** Task goal **
Return the number of lines that contain the word "this", and return nothing else.

(Stored entries)

[start]

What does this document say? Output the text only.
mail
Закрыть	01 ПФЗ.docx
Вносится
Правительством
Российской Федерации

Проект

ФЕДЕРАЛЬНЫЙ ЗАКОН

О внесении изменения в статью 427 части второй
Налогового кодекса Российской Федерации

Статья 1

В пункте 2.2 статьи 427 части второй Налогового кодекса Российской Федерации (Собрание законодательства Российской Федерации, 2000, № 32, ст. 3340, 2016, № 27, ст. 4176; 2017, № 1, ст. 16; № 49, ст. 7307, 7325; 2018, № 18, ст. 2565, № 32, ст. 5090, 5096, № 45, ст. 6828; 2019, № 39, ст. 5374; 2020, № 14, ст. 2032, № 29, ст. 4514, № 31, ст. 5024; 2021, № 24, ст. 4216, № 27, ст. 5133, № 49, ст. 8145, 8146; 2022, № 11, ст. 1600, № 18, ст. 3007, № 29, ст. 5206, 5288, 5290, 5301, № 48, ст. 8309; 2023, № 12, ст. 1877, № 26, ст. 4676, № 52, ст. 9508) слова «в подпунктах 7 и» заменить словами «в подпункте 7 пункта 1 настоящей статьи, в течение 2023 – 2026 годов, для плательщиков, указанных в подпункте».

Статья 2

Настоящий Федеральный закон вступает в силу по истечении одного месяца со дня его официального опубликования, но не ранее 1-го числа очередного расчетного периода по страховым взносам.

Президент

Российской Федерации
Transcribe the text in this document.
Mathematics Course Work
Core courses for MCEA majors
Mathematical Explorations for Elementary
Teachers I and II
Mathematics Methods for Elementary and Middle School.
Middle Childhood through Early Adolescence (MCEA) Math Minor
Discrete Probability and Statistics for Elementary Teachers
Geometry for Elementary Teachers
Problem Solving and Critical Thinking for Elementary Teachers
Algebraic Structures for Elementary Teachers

[end]

** Solved exercise **
2